**** Material

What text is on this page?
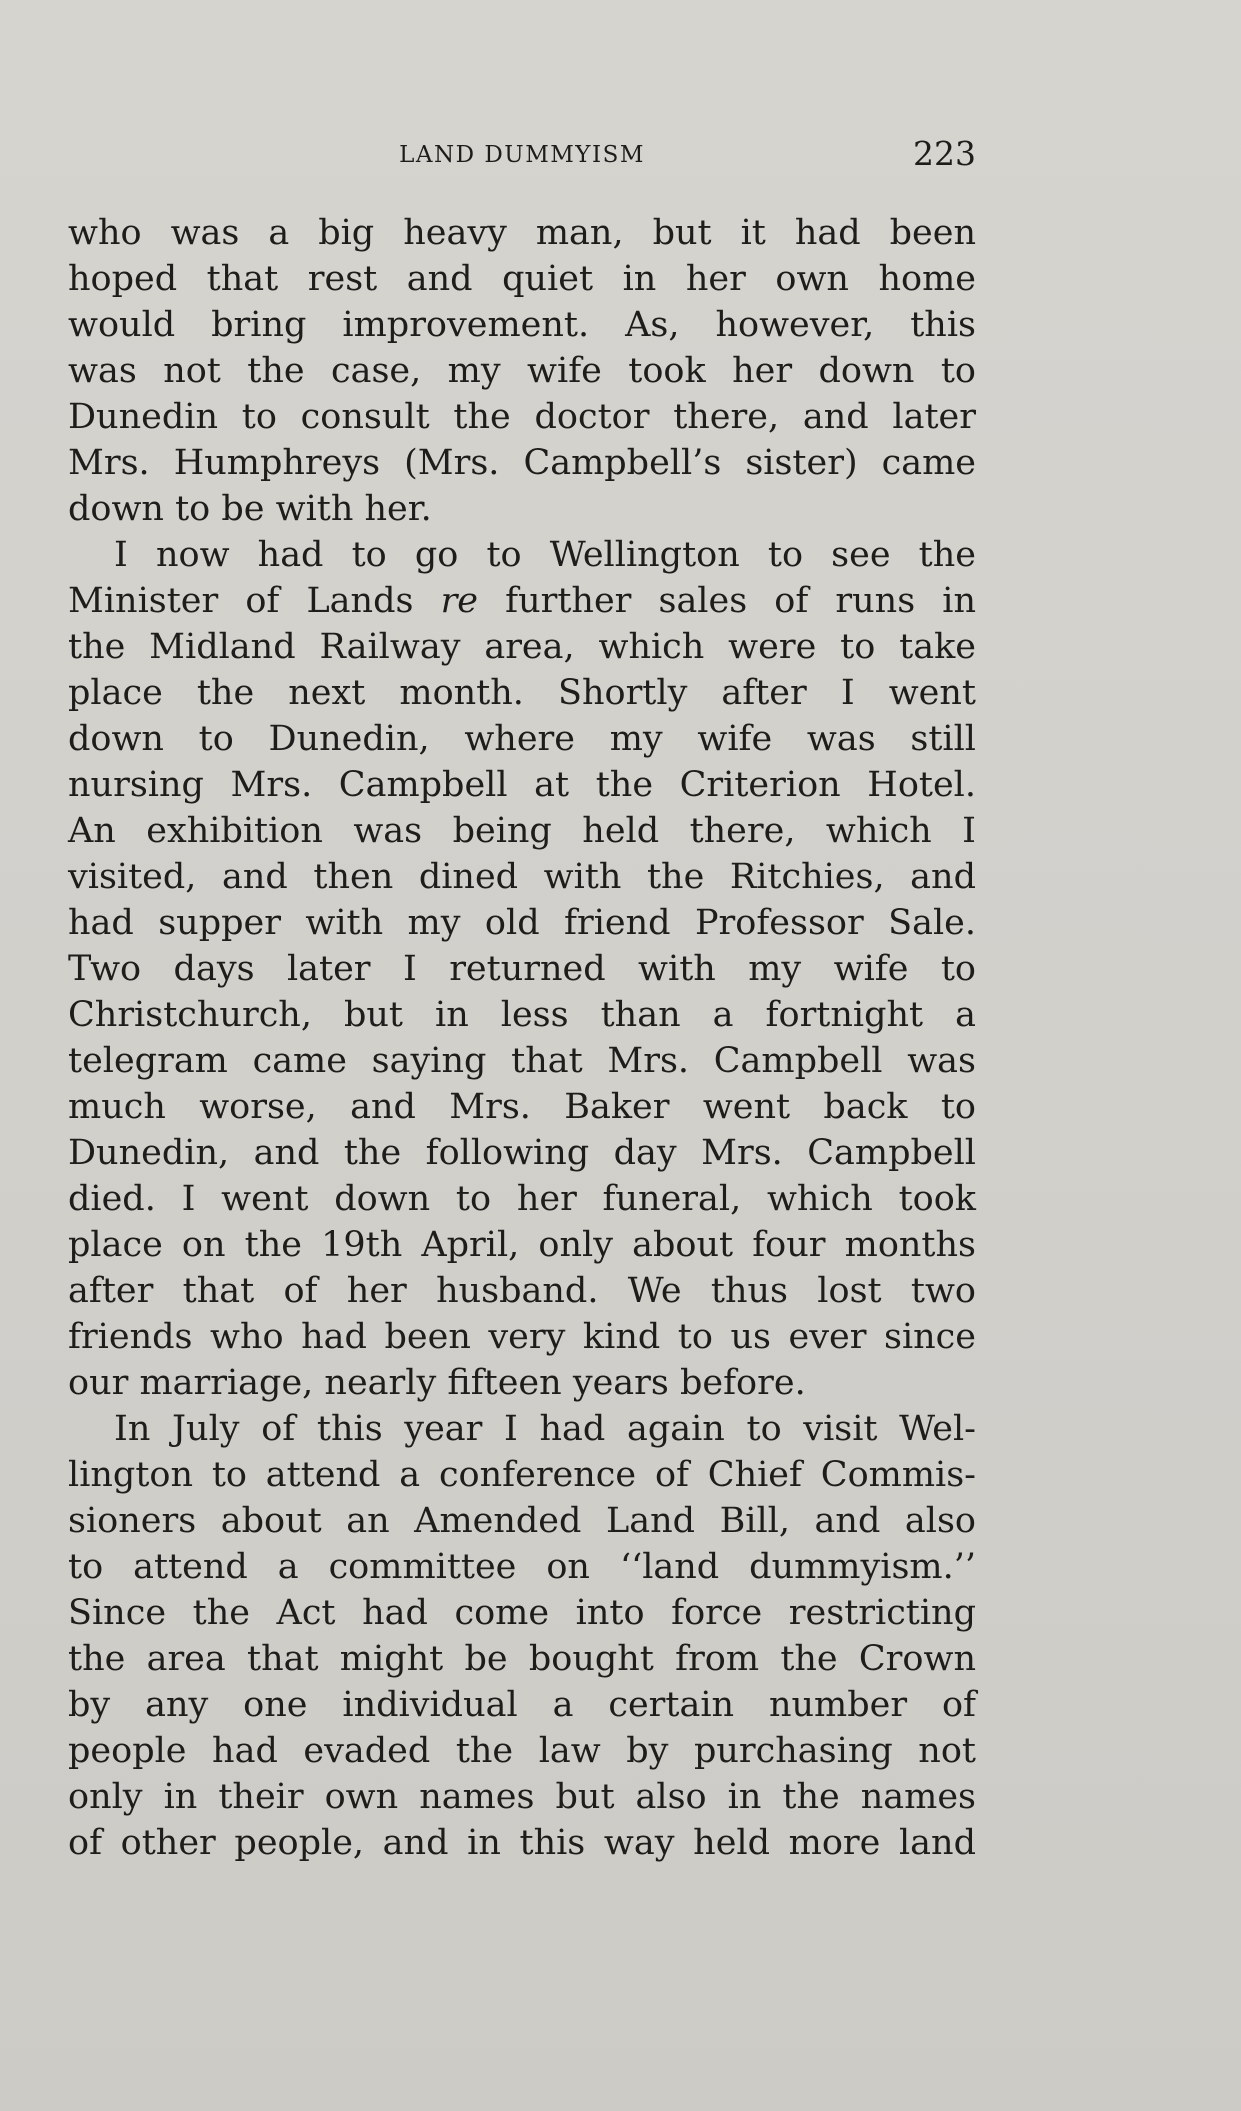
LAND DUMMYISM	223
who was a big heavy man, but it had been
hoped that rest and quiet in her own home
would bring improvement. As, however, this
was not the case, my wife took her down to
Dunedin to consult the doctor there, and later
Mrs. Humphreys (Mrs. Campbell’s sister) came
down to be with her.
I now had to go to Wellington to see the
Minister of Lands re further sales of runs in
the Midland Railway area, which were to take
place the next month. Shortly after I went
down to Dunedin, where my wife was still
nursing Mrs. Campbell at the Criterion Hotel.
An exhibition was being held there, which I
visited, and then dined with the Ritchies, and
had supper with my old friend Professor Sale.
Two days later I returned with my wife to
Christchurch, but in less than a fortnight a
telegram came saying that Mrs. Campbell was
much worse, and Mrs. Baker went back to
Dunedin, and the following day Mrs. Campbell
died. I went down to her funeral, which took
place on the 19th April, only about four months
after that of her husband. We thus lost two
friends who had been very kind to us ever since
our marriage, nearly fifteen years before.
In July of this year I had again to visit Wel-
lington to attend a conference of Chief Commis-
sioners about an Amended Land Bill, and also
to attend a committee on ‘‘land dummyism.’’
Since the Act had come into force restricting
the area that might be bought from the Crown
by any one individual a certain number of
people had evaded the law by purchasing not
only in their own names but also in the names
of other people, and in this way held more land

********

◆ Description of the task: Count every line in the entries above where the word "place" appears; respond with the number alone.

◆ The completed task: 2